* [Exercise prompt]: Print out the entries below with no edits.

(Items from a data source)

··········

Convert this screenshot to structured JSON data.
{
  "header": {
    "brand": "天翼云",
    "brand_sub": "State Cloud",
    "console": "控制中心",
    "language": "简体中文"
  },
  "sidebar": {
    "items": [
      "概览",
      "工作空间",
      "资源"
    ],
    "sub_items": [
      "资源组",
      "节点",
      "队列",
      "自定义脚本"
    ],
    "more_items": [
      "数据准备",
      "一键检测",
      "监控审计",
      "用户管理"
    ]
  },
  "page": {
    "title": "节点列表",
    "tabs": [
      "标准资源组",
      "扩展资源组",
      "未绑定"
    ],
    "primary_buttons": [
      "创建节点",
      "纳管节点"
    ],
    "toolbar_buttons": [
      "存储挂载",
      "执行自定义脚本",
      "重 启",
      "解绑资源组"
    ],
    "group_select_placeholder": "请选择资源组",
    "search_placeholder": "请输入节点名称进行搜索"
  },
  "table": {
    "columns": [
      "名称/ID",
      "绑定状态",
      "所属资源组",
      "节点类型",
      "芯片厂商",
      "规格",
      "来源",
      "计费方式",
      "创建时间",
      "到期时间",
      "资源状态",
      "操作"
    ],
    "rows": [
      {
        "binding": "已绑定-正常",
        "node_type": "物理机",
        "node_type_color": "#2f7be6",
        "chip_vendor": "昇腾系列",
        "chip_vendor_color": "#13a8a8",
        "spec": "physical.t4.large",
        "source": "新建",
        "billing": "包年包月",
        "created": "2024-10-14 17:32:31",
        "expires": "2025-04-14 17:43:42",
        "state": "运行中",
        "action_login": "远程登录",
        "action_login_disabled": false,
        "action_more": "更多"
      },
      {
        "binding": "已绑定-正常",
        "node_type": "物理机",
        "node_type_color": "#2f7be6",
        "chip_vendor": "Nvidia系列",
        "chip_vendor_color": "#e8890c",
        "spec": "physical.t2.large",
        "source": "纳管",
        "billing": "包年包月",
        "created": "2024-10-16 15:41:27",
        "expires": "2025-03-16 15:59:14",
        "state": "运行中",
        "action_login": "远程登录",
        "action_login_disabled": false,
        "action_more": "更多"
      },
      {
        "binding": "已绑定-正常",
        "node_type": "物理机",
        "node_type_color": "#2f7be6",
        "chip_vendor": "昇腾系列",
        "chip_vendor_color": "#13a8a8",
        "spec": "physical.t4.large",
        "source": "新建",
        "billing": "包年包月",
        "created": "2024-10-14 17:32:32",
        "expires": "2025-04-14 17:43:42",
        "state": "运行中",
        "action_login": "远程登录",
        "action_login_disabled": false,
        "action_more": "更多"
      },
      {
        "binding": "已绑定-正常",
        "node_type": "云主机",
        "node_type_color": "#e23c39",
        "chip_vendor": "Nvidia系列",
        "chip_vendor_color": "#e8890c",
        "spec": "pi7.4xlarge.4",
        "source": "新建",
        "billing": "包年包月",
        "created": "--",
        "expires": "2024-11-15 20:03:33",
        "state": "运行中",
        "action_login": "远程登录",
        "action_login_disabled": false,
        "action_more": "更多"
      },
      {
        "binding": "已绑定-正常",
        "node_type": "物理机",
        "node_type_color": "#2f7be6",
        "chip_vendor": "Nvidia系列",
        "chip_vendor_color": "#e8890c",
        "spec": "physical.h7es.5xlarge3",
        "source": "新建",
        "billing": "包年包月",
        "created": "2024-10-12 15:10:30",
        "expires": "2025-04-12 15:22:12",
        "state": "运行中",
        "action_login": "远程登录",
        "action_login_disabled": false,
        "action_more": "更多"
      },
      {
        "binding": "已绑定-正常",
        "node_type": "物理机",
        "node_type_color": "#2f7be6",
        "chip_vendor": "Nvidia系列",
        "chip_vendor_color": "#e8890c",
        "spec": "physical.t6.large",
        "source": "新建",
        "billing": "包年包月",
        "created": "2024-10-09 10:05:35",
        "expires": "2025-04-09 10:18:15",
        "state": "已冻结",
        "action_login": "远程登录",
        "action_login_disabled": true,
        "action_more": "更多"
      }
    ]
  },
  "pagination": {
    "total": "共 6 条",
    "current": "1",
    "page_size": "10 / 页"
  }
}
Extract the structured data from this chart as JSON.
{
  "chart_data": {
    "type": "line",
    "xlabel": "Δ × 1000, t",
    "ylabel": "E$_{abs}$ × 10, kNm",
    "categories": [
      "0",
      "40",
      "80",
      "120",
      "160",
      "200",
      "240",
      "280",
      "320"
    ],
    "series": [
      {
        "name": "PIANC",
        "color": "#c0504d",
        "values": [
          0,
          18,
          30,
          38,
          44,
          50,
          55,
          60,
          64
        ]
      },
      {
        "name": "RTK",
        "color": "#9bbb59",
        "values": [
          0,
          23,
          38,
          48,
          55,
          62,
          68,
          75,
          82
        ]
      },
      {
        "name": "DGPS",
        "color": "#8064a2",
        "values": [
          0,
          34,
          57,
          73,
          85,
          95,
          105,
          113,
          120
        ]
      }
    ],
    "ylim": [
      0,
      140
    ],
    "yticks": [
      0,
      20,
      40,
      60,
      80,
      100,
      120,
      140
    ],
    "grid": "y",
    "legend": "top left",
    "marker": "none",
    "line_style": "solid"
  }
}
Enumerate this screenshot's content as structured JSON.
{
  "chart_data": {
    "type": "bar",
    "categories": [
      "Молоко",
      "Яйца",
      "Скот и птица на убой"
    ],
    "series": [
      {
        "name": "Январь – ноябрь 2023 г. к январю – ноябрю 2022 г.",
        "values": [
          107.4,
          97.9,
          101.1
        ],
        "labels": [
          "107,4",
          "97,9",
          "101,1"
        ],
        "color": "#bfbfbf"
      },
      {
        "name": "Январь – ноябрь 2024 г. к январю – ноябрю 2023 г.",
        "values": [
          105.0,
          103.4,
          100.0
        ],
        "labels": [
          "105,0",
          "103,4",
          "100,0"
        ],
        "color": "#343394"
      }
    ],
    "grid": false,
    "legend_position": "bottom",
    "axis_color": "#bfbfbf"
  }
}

··········

* [Right answer]:
Convert this screenshot to structured JSON data.
{
  "header": {
    "brand": "天翼云",
    "brand_sub": "State Cloud",
    "console": "控制中心",
    "language": "简体中文"
  },
  "sidebar": {
    "items": [
      "概览",
      "工作空间",
      "资源"
    ],
    "sub_items": [
      "资源组",
      "节点",
      "队列",
      "自定义脚本"
    ],
    "more_items": [
      "数据准备",
      "一键检测",
      "监控审计",
      "用户管理"
    ]
  },
  "page": {
    "title": "节点列表",
    "tabs": [
      "标准资源组",
      "扩展资源组",
      "未绑定"
    ],
    "primary_buttons": [
      "创建节点",
      "纳管节点"
    ],
    "toolbar_buttons": [
      "存储挂载",
      "执行自定义脚本",
      "重 启",
      "解绑资源组"
    ],
    "group_select_placeholder": "请选择资源组",
    "search_placeholder": "请输入节点名称进行搜索"
  },
  "table": {
    "columns": [
      "名称/ID",
      "绑定状态",
      "所属资源组",
      "节点类型",
      "芯片厂商",
      "规格",
      "来源",
      "计费方式",
      "创建时间",
      "到期时间",
      "资源状态",
      "操作"
    ],
    "rows": [
      {
        "binding": "已绑定-正常",
        "node_type": "物理机",
        "node_type_color": "#2f7be6",
        "chip_vendor": "昇腾系列",
        "chip_vendor_color": "#13a8a8",
        "spec": "physical.t4.large",
        "source": "新建",
        "billing": "包年包月",
        "created": "2024-10-14 17:32:31",
        "expires": "2025-04-14 17:43:42",
        "state": "运行中",
        "action_login": "远程登录",
        "action_login_disabled": false,
        "action_more": "更多"
      },
      {
        "binding": "已绑定-正常",
        "node_type": "物理机",
        "node_type_color": "#2f7be6",
        "chip_vendor": "Nvidia系列",
        "chip_vendor_color": "#e8890c",
        "spec": "physical.t2.large",
        "source": "纳管",
        "billing": "包年包月",
        "created": "2024-10-16 15:41:27",
        "expires": "2025-03-16 15:59:14",
        "state": "运行中",
        "action_login": "远程登录",
        "action_login_disabled": false,
        "action_more": "更多"
      },
      {
        "binding": "已绑定-正常",
        "node_type": "物理机",
        "node_type_color": "#2f7be6",
        "chip_vendor": "昇腾系列",
        "chip_vendor_color": "#13a8a8",
        "spec": "physical.t4.large",
        "source": "新建",
        "billing": "包年包月",
        "created": "2024-10-14 17:32:32",
        "expires": "2025-04-14 17:43:42",
        "state": "运行中",
        "action_login": "远程登录",
        "action_login_disabled": false,
        "action_more": "更多"
      },
      {
        "binding": "已绑定-正常",
        "node_type": "云主机",
        "node_type_color": "#e23c39",
        "chip_vendor": "Nvidia系列",
        "chip_vendor_color": "#e8890c",
        "spec": "pi7.4xlarge.4",
        "source": "新建",
        "billing": "包年包月",
        "created": "--",
        "expires": "2024-11-15 20:03:33",
        "state": "运行中",
        "action_login": "远程登录",
        "action_login_disabled": false,
        "action_more": "更多"
      },
      {
        "binding": "已绑定-正常",
        "node_type": "物理机",
        "node_type_color": "#2f7be6",
        "chip_vendor": "Nvidia系列",
        "chip_vendor_color": "#e8890c",
        "spec": "physical.h7es.5xlarge3",
        "source": "新建",
        "billing": "包年包月",
        "created": "2024-10-12 15:10:30",
        "expires": "2025-04-12 15:22:12",
        "state": "运行中",
        "action_login": "远程登录",
        "action_login_disabled": false,
        "action_more": "更多"
      },
      {
        "binding": "已绑定-正常",
        "node_type": "物理机",
        "node_type_color": "#2f7be6",
        "chip_vendor": "Nvidia系列",
        "chip_vendor_color": "#e8890c",
        "spec": "physical.t6.large",
        "source": "新建",
        "billing": "包年包月",
        "created": "2024-10-09 10:05:35",
        "expires": "2025-04-09 10:18:15",
        "state": "已冻结",
        "action_login": "远程登录",
        "action_login_disabled": true,
        "action_more": "更多"
      }
    ]
  },
  "pagination": {
    "total": "共 6 条",
    "current": "1",
    "page_size": "10 / 页"
  }
}
Extract the structured data from this chart as JSON.
{
  "chart_data": {
    "type": "line",
    "xlabel": "Δ × 1000, t",
    "ylabel": "E$_{abs}$ × 10, kNm",
    "categories": [
      "0",
      "40",
      "80",
      "120",
      "160",
      "200",
      "240",
      "280",
      "320"
    ],
    "series": [
      {
        "name": "PIANC",
        "color": "#c0504d",
        "values": [
          0,
          18,
          30,
          38,
          44,
          50,
          55,
          60,
          64
        ]
      },
      {
        "name": "RTK",
        "color": "#9bbb59",
        "values": [
          0,
          23,
          38,
          48,
          55,
          62,
          68,
          75,
          82
        ]
      },
      {
        "name": "DGPS",
        "color": "#8064a2",
        "values": [
          0,
          34,
          57,
          73,
          85,
          95,
          105,
          113,
          120
        ]
      }
    ],
    "ylim": [
      0,
      140
    ],
    "yticks": [
      0,
      20,
      40,
      60,
      80,
      100,
      120,
      140
    ],
    "grid": "y",
    "legend": "top left",
    "marker": "none",
    "line_style": "solid"
  }
}
Enumerate this screenshot's content as structured JSON.
{
  "chart_data": {
    "type": "bar",
    "categories": [
      "Молоко",
      "Яйца",
      "Скот и птица на убой"
    ],
    "series": [
      {
        "name": "Январь – ноябрь 2023 г. к январю – ноябрю 2022 г.",
        "values": [
          107.4,
          97.9,
          101.1
        ],
        "labels": [
          "107,4",
          "97,9",
          "101,1"
        ],
        "color": "#bfbfbf"
      },
      {
        "name": "Январь – ноябрь 2024 г. к январю – ноябрю 2023 г.",
        "values": [
          105.0,
          103.4,
          100.0
        ],
        "labels": [
          "105,0",
          "103,4",
          "100,0"
        ],
        "color": "#343394"
      }
    ],
    "grid": false,
    "legend_position": "bottom",
    "axis_color": "#bfbfbf"
  }
}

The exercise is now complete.